EXERCISE: Print the entire listing. Each line must match the original exactly.

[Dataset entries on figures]
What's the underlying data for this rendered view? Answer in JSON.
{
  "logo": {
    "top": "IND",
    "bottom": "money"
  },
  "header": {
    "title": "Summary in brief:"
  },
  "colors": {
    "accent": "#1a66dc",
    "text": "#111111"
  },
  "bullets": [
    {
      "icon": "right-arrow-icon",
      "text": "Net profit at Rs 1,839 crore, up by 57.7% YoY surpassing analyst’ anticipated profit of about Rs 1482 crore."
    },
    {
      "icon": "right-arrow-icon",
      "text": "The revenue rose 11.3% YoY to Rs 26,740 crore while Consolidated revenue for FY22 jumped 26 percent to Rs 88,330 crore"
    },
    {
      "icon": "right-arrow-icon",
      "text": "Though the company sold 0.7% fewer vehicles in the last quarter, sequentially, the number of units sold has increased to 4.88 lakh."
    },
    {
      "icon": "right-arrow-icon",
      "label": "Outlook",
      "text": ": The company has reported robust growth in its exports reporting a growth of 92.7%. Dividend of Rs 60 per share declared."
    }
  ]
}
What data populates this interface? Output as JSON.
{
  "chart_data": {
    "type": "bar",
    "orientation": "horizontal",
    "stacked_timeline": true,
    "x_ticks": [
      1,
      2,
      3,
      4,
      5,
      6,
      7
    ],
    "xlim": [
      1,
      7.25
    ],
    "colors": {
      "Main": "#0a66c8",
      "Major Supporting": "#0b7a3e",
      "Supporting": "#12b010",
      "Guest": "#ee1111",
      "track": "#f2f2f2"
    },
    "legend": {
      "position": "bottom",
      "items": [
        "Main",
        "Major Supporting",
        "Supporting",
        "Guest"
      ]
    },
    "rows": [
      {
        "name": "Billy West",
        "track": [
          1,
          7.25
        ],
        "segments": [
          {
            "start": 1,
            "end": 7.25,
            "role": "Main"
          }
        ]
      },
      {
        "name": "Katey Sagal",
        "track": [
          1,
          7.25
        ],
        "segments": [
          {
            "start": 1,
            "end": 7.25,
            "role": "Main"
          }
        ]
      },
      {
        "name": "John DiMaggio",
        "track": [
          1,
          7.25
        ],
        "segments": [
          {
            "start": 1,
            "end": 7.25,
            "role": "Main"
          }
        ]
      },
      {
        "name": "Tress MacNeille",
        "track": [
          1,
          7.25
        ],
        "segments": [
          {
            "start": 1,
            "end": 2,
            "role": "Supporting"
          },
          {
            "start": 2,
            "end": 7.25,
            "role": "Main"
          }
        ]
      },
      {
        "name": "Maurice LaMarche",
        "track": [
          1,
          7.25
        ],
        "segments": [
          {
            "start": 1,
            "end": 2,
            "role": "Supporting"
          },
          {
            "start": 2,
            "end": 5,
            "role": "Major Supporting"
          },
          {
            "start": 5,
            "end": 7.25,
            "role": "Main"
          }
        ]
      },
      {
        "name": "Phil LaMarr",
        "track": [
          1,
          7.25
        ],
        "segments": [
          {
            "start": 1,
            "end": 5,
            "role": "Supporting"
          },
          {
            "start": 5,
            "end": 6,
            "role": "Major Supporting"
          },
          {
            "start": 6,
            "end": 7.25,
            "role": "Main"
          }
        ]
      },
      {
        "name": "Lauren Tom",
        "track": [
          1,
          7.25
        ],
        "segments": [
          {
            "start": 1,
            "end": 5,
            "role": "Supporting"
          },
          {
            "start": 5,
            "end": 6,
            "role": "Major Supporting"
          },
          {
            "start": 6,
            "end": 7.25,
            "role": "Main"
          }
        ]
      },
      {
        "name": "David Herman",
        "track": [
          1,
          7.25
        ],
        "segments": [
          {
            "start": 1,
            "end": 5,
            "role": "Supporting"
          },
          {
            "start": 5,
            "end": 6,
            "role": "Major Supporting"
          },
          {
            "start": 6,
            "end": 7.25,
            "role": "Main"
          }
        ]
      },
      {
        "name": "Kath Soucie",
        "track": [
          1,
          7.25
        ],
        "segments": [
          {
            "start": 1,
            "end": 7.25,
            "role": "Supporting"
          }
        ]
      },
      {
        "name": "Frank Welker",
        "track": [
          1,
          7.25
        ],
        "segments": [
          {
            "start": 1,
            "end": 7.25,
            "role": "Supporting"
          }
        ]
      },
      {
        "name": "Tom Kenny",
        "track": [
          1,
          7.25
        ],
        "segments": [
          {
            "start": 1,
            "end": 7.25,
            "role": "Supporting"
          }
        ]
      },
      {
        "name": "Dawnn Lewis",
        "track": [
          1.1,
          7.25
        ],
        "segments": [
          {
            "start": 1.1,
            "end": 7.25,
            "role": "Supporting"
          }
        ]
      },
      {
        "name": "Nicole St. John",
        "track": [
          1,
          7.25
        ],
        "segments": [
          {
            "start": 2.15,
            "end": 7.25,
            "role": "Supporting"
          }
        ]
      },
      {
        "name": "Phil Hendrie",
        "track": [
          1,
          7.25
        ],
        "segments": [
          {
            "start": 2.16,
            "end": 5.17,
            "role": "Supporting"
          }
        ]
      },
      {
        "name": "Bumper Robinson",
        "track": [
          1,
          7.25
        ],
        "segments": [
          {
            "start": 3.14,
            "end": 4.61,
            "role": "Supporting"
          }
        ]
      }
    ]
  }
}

ANSWER FOR THIS EXERCISE:
What's the underlying data for this rendered view? Answer in JSON.
{
  "logo": {
    "top": "IND",
    "bottom": "money"
  },
  "header": {
    "title": "Summary in brief:"
  },
  "colors": {
    "accent": "#1a66dc",
    "text": "#111111"
  },
  "bullets": [
    {
      "icon": "right-arrow-icon",
      "text": "Net profit at Rs 1,839 crore, up by 57.7% YoY surpassing analyst’ anticipated profit of about Rs 1482 crore."
    },
    {
      "icon": "right-arrow-icon",
      "text": "The revenue rose 11.3% YoY to Rs 26,740 crore while Consolidated revenue for FY22 jumped 26 percent to Rs 88,330 crore"
    },
    {
      "icon": "right-arrow-icon",
      "text": "Though the company sold 0.7% fewer vehicles in the last quarter, sequentially, the number of units sold has increased to 4.88 lakh."
    },
    {
      "icon": "right-arrow-icon",
      "label": "Outlook",
      "text": ": The company has reported robust growth in its exports reporting a growth of 92.7%. Dividend of Rs 60 per share declared."
    }
  ]
}
What data populates this interface? Output as JSON.
{
  "chart_data": {
    "type": "bar",
    "orientation": "horizontal",
    "stacked_timeline": true,
    "x_ticks": [
      1,
      2,
      3,
      4,
      5,
      6,
      7
    ],
    "xlim": [
      1,
      7.25
    ],
    "colors": {
      "Main": "#0a66c8",
      "Major Supporting": "#0b7a3e",
      "Supporting": "#12b010",
      "Guest": "#ee1111",
      "track": "#f2f2f2"
    },
    "legend": {
      "position": "bottom",
      "items": [
        "Main",
        "Major Supporting",
        "Supporting",
        "Guest"
      ]
    },
    "rows": [
      {
        "name": "Billy West",
        "track": [
          1,
          7.25
        ],
        "segments": [
          {
            "start": 1,
            "end": 7.25,
            "role": "Main"
          }
        ]
      },
      {
        "name": "Katey Sagal",
        "track": [
          1,
          7.25
        ],
        "segments": [
          {
            "start": 1,
            "end": 7.25,
            "role": "Main"
          }
        ]
      },
      {
        "name": "John DiMaggio",
        "track": [
          1,
          7.25
        ],
        "segments": [
          {
            "start": 1,
            "end": 7.25,
            "role": "Main"
          }
        ]
      },
      {
        "name": "Tress MacNeille",
        "track": [
          1,
          7.25
        ],
        "segments": [
          {
            "start": 1,
            "end": 2,
            "role": "Supporting"
          },
          {
            "start": 2,
            "end": 7.25,
            "role": "Main"
          }
        ]
      },
      {
        "name": "Maurice LaMarche",
        "track": [
          1,
          7.25
        ],
        "segments": [
          {
            "start": 1,
            "end": 2,
            "role": "Supporting"
          },
          {
            "start": 2,
            "end": 5,
            "role": "Major Supporting"
          },
          {
            "start": 5,
            "end": 7.25,
            "role": "Main"
          }
        ]
      },
      {
        "name": "Phil LaMarr",
        "track": [
          1,
          7.25
        ],
        "segments": [
          {
            "start": 1,
            "end": 5,
            "role": "Supporting"
          },
          {
            "start": 5,
            "end": 6,
            "role": "Major Supporting"
          },
          {
            "start": 6,
            "end": 7.25,
            "role": "Main"
          }
        ]
      },
      {
        "name": "Lauren Tom",
        "track": [
          1,
          7.25
        ],
        "segments": [
          {
            "start": 1,
            "end": 5,
            "role": "Supporting"
          },
          {
            "start": 5,
            "end": 6,
            "role": "Major Supporting"
          },
          {
            "start": 6,
            "end": 7.25,
            "role": "Main"
          }
        ]
      },
      {
        "name": "David Herman",
        "track": [
          1,
          7.25
        ],
        "segments": [
          {
            "start": 1,
            "end": 5,
            "role": "Supporting"
          },
          {
            "start": 5,
            "end": 6,
            "role": "Major Supporting"
          },
          {
            "start": 6,
            "end": 7.25,
            "role": "Main"
          }
        ]
      },
      {
        "name": "Kath Soucie",
        "track": [
          1,
          7.25
        ],
        "segments": [
          {
            "start": 1,
            "end": 7.25,
            "role": "Supporting"
          }
        ]
      },
      {
        "name": "Frank Welker",
        "track": [
          1,
          7.25
        ],
        "segments": [
          {
            "start": 1,
            "end": 7.25,
            "role": "Supporting"
          }
        ]
      },
      {
        "name": "Tom Kenny",
        "track": [
          1,
          7.25
        ],
        "segments": [
          {
            "start": 1,
            "end": 7.25,
            "role": "Supporting"
          }
        ]
      },
      {
        "name": "Dawnn Lewis",
        "track": [
          1.1,
          7.25
        ],
        "segments": [
          {
            "start": 1.1,
            "end": 7.25,
            "role": "Supporting"
          }
        ]
      },
      {
        "name": "Nicole St. John",
        "track": [
          1,
          7.25
        ],
        "segments": [
          {
            "start": 2.15,
            "end": 7.25,
            "role": "Supporting"
          }
        ]
      },
      {
        "name": "Phil Hendrie",
        "track": [
          1,
          7.25
        ],
        "segments": [
          {
            "start": 2.16,
            "end": 5.17,
            "role": "Supporting"
          }
        ]
      },
      {
        "name": "Bumper Robinson",
        "track": [
          1,
          7.25
        ],
        "segments": [
          {
            "start": 3.14,
            "end": 4.61,
            "role": "Supporting"
          }
        ]
      }
    ]
  }
}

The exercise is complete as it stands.